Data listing
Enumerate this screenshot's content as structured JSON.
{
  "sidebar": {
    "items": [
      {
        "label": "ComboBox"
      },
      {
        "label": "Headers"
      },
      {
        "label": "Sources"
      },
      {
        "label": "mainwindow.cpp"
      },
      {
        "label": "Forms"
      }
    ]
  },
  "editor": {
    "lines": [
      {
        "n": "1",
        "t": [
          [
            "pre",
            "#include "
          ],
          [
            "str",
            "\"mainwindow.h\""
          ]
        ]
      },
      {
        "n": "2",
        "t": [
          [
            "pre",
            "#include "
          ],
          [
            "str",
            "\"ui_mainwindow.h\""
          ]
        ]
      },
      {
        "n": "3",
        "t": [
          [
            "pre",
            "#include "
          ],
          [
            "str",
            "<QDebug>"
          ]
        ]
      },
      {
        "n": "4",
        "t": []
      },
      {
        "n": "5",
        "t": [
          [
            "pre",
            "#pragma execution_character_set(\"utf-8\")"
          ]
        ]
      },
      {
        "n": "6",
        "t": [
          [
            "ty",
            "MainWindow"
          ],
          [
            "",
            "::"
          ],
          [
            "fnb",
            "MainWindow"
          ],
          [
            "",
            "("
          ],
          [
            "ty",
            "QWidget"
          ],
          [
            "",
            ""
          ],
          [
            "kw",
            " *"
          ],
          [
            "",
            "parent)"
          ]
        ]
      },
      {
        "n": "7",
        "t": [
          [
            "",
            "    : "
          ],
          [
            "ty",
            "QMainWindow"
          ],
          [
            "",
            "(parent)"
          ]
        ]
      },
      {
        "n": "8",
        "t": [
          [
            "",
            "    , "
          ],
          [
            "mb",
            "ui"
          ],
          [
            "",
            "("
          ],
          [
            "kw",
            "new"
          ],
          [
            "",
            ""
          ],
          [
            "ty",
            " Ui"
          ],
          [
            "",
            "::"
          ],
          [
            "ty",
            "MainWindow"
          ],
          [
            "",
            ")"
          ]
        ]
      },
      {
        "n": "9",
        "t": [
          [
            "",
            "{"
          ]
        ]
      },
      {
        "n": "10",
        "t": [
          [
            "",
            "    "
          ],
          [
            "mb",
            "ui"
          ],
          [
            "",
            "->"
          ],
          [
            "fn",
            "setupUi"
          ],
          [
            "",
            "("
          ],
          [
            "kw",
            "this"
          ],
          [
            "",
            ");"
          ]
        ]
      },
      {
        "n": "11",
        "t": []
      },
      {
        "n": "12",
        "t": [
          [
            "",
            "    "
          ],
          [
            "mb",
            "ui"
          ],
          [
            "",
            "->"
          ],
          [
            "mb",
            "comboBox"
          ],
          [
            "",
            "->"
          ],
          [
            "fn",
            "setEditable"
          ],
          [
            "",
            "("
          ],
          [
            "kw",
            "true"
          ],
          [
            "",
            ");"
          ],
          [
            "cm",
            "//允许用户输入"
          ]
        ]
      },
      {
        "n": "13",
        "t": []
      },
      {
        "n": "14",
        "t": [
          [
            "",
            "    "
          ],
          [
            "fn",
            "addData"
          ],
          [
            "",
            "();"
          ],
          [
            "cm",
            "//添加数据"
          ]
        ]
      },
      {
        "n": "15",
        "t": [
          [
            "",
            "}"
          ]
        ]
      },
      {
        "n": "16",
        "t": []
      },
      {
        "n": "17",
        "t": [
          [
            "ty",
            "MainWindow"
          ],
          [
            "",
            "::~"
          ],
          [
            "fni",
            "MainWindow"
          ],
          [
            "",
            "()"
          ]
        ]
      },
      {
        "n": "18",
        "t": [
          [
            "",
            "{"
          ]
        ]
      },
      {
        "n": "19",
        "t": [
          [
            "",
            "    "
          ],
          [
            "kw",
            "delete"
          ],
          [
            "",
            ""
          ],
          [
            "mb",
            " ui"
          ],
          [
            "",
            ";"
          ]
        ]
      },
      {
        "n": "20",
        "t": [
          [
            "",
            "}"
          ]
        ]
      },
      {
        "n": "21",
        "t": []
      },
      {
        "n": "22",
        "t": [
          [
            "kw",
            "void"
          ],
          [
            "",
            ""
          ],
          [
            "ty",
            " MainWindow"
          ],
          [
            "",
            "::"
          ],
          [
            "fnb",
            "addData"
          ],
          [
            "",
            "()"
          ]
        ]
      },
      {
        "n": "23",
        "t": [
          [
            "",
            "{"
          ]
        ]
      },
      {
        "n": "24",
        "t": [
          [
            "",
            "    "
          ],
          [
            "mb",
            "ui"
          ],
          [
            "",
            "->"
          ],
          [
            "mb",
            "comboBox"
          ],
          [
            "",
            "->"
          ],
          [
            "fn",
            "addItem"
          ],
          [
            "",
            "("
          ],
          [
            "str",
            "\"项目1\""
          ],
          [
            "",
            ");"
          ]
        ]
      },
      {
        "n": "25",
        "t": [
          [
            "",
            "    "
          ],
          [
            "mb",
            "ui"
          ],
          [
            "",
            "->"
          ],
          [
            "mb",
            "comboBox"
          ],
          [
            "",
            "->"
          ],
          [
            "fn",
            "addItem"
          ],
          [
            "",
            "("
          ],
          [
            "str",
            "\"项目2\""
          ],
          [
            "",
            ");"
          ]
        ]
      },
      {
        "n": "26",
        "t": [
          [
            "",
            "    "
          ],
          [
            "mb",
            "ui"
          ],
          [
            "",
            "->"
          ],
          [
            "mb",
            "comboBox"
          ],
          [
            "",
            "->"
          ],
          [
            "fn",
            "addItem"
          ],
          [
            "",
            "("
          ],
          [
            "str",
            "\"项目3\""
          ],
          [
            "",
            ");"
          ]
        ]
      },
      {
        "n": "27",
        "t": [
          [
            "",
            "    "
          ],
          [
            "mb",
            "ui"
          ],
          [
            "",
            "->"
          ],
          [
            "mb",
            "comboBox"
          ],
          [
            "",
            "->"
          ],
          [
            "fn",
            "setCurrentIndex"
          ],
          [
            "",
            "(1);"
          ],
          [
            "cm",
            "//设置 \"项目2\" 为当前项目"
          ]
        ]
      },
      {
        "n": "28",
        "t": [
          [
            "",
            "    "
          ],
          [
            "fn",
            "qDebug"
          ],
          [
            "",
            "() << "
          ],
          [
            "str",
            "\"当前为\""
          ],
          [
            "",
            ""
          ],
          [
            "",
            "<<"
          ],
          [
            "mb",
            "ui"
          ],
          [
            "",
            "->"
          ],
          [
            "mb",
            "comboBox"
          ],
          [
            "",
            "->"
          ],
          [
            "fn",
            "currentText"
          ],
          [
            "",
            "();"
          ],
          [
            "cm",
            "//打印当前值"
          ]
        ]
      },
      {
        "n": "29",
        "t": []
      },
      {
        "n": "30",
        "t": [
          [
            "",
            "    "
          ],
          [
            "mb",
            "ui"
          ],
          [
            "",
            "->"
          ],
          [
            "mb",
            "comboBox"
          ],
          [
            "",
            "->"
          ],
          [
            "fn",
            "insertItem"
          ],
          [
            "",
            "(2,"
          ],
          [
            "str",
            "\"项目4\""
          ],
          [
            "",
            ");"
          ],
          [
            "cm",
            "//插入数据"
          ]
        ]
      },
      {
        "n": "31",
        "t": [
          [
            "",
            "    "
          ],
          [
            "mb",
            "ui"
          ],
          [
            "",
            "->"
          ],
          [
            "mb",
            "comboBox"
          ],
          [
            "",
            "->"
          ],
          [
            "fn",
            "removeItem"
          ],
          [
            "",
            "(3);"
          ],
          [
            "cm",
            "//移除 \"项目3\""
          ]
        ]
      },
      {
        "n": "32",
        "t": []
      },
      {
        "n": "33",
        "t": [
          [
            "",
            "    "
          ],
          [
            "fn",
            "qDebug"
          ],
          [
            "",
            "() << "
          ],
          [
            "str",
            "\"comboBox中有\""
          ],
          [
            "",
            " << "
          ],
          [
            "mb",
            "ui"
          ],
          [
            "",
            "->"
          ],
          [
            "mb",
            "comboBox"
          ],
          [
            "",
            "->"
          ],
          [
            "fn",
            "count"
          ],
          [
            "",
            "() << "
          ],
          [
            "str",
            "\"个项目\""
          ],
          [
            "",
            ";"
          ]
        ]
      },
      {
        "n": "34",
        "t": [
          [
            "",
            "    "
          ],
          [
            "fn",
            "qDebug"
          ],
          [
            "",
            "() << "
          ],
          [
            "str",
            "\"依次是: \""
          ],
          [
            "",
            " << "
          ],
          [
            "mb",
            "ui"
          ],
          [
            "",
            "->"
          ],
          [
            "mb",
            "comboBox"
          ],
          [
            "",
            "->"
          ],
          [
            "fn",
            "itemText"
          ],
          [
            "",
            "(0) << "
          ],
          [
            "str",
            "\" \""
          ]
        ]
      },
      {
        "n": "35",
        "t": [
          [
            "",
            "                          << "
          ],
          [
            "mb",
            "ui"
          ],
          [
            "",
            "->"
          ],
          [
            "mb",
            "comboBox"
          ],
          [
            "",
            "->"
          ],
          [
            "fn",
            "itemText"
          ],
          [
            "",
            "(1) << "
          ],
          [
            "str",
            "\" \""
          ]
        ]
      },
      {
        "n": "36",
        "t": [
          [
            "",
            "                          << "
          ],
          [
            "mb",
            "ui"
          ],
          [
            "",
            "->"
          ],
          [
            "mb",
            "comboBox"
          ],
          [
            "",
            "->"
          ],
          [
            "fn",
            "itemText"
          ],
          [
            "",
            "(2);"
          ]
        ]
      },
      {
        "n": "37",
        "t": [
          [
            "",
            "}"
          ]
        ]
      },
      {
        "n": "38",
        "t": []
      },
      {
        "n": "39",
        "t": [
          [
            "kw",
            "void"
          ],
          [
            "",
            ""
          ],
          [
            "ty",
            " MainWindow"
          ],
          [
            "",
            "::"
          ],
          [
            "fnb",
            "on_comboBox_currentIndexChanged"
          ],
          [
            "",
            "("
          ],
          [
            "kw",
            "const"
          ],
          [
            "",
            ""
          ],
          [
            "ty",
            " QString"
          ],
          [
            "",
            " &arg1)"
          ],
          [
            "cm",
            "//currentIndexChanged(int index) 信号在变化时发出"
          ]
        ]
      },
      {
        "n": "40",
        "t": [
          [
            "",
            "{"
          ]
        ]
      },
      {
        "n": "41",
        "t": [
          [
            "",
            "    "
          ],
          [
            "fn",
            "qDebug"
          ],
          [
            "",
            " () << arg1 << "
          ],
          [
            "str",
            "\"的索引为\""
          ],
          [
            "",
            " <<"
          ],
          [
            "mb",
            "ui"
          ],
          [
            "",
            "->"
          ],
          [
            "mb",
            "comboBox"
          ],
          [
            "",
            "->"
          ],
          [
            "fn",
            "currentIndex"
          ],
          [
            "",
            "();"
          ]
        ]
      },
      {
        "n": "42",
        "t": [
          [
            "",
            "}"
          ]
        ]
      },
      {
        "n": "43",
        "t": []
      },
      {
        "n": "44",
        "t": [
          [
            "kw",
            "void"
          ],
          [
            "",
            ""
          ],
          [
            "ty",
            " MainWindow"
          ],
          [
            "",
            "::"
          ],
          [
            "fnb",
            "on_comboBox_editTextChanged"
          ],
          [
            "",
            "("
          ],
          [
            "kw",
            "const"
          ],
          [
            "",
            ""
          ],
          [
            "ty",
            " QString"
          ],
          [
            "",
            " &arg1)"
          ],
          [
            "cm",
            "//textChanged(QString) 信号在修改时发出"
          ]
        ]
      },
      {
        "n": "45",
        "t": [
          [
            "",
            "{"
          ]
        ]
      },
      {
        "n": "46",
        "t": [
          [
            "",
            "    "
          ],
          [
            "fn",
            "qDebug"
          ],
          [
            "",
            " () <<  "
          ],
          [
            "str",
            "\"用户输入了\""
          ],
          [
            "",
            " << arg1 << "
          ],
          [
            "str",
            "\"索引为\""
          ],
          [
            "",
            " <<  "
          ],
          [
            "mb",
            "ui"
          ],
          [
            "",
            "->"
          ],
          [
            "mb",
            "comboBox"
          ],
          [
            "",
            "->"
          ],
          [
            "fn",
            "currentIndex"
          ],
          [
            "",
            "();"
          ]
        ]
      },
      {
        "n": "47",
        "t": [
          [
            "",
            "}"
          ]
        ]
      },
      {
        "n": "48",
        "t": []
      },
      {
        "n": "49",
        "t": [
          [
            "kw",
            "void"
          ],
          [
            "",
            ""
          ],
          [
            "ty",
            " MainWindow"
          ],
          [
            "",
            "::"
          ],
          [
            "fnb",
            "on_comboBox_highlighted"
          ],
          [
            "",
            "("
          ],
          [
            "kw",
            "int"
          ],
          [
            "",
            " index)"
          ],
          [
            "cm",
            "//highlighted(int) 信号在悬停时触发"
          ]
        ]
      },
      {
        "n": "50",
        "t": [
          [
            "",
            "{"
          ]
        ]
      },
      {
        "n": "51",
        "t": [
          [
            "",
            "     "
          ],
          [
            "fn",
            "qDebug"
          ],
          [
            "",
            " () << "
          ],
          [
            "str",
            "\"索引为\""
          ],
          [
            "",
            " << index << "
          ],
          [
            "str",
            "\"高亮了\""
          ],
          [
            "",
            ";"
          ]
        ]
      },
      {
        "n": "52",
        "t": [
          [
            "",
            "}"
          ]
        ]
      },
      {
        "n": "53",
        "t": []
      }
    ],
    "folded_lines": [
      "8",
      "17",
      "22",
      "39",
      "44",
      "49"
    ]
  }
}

■ JOB:
Copy every line of the listing that includes the string "label".

■ PROBLEM SOLUTION:
        "label": "ComboBox"
        "label": "Headers"
        "label": "Sources"
        "label": "mainwindow.cpp"
        "label": "Forms"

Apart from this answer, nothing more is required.